* **TASK OBJECTIVE**
All records should be reproduced verbatim.

— START MATERIALS PROVIDED —

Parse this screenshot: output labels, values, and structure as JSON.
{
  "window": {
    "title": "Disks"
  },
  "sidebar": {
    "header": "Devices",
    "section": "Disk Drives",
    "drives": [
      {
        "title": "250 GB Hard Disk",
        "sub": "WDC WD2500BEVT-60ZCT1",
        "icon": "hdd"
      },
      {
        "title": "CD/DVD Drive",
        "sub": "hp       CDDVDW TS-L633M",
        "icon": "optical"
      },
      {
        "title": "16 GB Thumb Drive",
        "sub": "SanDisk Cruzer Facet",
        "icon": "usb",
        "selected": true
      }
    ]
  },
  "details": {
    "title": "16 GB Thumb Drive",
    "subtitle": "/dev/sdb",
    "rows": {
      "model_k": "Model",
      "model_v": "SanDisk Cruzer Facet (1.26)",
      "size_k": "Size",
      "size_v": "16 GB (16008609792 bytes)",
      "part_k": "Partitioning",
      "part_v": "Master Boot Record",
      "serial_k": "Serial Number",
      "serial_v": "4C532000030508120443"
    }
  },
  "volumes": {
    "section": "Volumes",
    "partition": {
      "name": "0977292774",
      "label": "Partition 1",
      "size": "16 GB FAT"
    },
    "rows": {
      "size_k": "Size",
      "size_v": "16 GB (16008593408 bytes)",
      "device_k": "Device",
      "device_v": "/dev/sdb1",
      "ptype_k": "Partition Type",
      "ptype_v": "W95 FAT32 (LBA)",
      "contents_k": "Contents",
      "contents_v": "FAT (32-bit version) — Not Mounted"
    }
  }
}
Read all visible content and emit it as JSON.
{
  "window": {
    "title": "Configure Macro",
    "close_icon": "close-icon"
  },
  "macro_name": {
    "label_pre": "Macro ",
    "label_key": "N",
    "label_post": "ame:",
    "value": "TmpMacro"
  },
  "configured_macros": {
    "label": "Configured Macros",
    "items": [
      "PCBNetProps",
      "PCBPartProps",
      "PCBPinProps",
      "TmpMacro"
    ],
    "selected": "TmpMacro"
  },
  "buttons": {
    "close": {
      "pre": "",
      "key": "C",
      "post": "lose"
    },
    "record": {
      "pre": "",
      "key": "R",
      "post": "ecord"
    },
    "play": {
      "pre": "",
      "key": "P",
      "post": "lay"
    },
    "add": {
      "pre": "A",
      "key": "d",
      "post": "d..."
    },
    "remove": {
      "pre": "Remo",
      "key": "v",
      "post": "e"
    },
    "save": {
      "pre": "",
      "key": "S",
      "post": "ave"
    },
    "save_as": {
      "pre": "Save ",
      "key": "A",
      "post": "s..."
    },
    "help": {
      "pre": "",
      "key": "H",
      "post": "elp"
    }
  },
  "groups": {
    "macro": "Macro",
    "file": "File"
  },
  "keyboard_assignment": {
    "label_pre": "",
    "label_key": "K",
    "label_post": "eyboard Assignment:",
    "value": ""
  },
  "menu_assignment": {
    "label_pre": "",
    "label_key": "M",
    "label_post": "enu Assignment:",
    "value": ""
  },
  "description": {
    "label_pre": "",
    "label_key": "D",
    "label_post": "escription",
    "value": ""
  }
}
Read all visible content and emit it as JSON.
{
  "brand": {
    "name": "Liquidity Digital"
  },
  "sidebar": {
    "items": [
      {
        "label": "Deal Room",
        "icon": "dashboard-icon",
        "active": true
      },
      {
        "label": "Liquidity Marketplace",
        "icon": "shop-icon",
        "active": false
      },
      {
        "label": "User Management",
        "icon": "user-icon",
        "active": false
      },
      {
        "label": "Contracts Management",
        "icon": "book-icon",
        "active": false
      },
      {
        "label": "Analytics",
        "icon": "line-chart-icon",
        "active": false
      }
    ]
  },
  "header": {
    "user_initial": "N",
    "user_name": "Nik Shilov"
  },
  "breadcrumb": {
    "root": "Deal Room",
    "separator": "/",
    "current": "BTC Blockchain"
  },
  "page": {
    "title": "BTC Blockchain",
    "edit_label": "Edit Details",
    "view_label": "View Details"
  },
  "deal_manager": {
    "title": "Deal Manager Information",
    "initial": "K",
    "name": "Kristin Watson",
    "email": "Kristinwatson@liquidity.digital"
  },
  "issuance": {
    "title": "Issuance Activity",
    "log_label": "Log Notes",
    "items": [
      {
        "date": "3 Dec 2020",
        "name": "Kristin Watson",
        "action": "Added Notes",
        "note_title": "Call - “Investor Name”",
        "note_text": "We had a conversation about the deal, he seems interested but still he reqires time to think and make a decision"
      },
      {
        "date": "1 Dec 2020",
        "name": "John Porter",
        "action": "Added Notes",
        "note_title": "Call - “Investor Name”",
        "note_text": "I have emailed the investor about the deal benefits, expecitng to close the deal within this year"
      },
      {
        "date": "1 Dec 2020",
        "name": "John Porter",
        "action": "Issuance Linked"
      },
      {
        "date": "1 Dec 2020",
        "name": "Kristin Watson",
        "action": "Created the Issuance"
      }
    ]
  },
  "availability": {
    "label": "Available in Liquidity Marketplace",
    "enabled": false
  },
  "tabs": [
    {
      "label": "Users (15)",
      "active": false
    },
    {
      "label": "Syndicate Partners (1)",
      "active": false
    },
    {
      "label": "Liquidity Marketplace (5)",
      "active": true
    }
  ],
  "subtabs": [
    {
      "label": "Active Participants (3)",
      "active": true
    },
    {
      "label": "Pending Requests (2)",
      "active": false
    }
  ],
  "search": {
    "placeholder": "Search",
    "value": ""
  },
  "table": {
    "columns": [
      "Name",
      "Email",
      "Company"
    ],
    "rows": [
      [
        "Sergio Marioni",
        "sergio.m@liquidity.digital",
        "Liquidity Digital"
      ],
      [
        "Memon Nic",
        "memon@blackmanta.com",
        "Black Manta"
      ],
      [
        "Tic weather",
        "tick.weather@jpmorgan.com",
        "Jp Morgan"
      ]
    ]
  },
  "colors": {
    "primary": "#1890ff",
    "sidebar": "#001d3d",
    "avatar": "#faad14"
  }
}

— END MATERIALS PROVIDED —

* **RESULT FOR THIS TASK**
Parse this screenshot: output labels, values, and structure as JSON.
{
  "window": {
    "title": "Disks"
  },
  "sidebar": {
    "header": "Devices",
    "section": "Disk Drives",
    "drives": [
      {
        "title": "250 GB Hard Disk",
        "sub": "WDC WD2500BEVT-60ZCT1",
        "icon": "hdd"
      },
      {
        "title": "CD/DVD Drive",
        "sub": "hp       CDDVDW TS-L633M",
        "icon": "optical"
      },
      {
        "title": "16 GB Thumb Drive",
        "sub": "SanDisk Cruzer Facet",
        "icon": "usb",
        "selected": true
      }
    ]
  },
  "details": {
    "title": "16 GB Thumb Drive",
    "subtitle": "/dev/sdb",
    "rows": {
      "model_k": "Model",
      "model_v": "SanDisk Cruzer Facet (1.26)",
      "size_k": "Size",
      "size_v": "16 GB (16008609792 bytes)",
      "part_k": "Partitioning",
      "part_v": "Master Boot Record",
      "serial_k": "Serial Number",
      "serial_v": "4C532000030508120443"
    }
  },
  "volumes": {
    "section": "Volumes",
    "partition": {
      "name": "0977292774",
      "label": "Partition 1",
      "size": "16 GB FAT"
    },
    "rows": {
      "size_k": "Size",
      "size_v": "16 GB (16008593408 bytes)",
      "device_k": "Device",
      "device_v": "/dev/sdb1",
      "ptype_k": "Partition Type",
      "ptype_v": "W95 FAT32 (LBA)",
      "contents_k": "Contents",
      "contents_v": "FAT (32-bit version) — Not Mounted"
    }
  }
}
Read all visible content and emit it as JSON.
{
  "window": {
    "title": "Configure Macro",
    "close_icon": "close-icon"
  },
  "macro_name": {
    "label_pre": "Macro ",
    "label_key": "N",
    "label_post": "ame:",
    "value": "TmpMacro"
  },
  "configured_macros": {
    "label": "Configured Macros",
    "items": [
      "PCBNetProps",
      "PCBPartProps",
      "PCBPinProps",
      "TmpMacro"
    ],
    "selected": "TmpMacro"
  },
  "buttons": {
    "close": {
      "pre": "",
      "key": "C",
      "post": "lose"
    },
    "record": {
      "pre": "",
      "key": "R",
      "post": "ecord"
    },
    "play": {
      "pre": "",
      "key": "P",
      "post": "lay"
    },
    "add": {
      "pre": "A",
      "key": "d",
      "post": "d..."
    },
    "remove": {
      "pre": "Remo",
      "key": "v",
      "post": "e"
    },
    "save": {
      "pre": "",
      "key": "S",
      "post": "ave"
    },
    "save_as": {
      "pre": "Save ",
      "key": "A",
      "post": "s..."
    },
    "help": {
      "pre": "",
      "key": "H",
      "post": "elp"
    }
  },
  "groups": {
    "macro": "Macro",
    "file": "File"
  },
  "keyboard_assignment": {
    "label_pre": "",
    "label_key": "K",
    "label_post": "eyboard Assignment:",
    "value": ""
  },
  "menu_assignment": {
    "label_pre": "",
    "label_key": "M",
    "label_post": "enu Assignment:",
    "value": ""
  },
  "description": {
    "label_pre": "",
    "label_key": "D",
    "label_post": "escription",
    "value": ""
  }
}
Read all visible content and emit it as JSON.
{
  "brand": {
    "name": "Liquidity Digital"
  },
  "sidebar": {
    "items": [
      {
        "label": "Deal Room",
        "icon": "dashboard-icon",
        "active": true
      },
      {
        "label": "Liquidity Marketplace",
        "icon": "shop-icon",
        "active": false
      },
      {
        "label": "User Management",
        "icon": "user-icon",
        "active": false
      },
      {
        "label": "Contracts Management",
        "icon": "book-icon",
        "active": false
      },
      {
        "label": "Analytics",
        "icon": "line-chart-icon",
        "active": false
      }
    ]
  },
  "header": {
    "user_initial": "N",
    "user_name": "Nik Shilov"
  },
  "breadcrumb": {
    "root": "Deal Room",
    "separator": "/",
    "current": "BTC Blockchain"
  },
  "page": {
    "title": "BTC Blockchain",
    "edit_label": "Edit Details",
    "view_label": "View Details"
  },
  "deal_manager": {
    "title": "Deal Manager Information",
    "initial": "K",
    "name": "Kristin Watson",
    "email": "Kristinwatson@liquidity.digital"
  },
  "issuance": {
    "title": "Issuance Activity",
    "log_label": "Log Notes",
    "items": [
      {
        "date": "3 Dec 2020",
        "name": "Kristin Watson",
        "action": "Added Notes",
        "note_title": "Call - “Investor Name”",
        "note_text": "We had a conversation about the deal, he seems interested but still he reqires time to think and make a decision"
      },
      {
        "date": "1 Dec 2020",
        "name": "John Porter",
        "action": "Added Notes",
        "note_title": "Call - “Investor Name”",
        "note_text": "I have emailed the investor about the deal benefits, expecitng to close the deal within this year"
      },
      {
        "date": "1 Dec 2020",
        "name": "John Porter",
        "action": "Issuance Linked"
      },
      {
        "date": "1 Dec 2020",
        "name": "Kristin Watson",
        "action": "Created the Issuance"
      }
    ]
  },
  "availability": {
    "label": "Available in Liquidity Marketplace",
    "enabled": false
  },
  "tabs": [
    {
      "label": "Users (15)",
      "active": false
    },
    {
      "label": "Syndicate Partners (1)",
      "active": false
    },
    {
      "label": "Liquidity Marketplace (5)",
      "active": true
    }
  ],
  "subtabs": [
    {
      "label": "Active Participants (3)",
      "active": true
    },
    {
      "label": "Pending Requests (2)",
      "active": false
    }
  ],
  "search": {
    "placeholder": "Search",
    "value": ""
  },
  "table": {
    "columns": [
      "Name",
      "Email",
      "Company"
    ],
    "rows": [
      [
        "Sergio Marioni",
        "sergio.m@liquidity.digital",
        "Liquidity Digital"
      ],
      [
        "Memon Nic",
        "memon@blackmanta.com",
        "Black Manta"
      ],
      [
        "Tic weather",
        "tick.weather@jpmorgan.com",
        "Jp Morgan"
      ]
    ]
  },
  "colors": {
    "primary": "#1890ff",
    "sidebar": "#001d3d",
    "avatar": "#faad14"
  }
}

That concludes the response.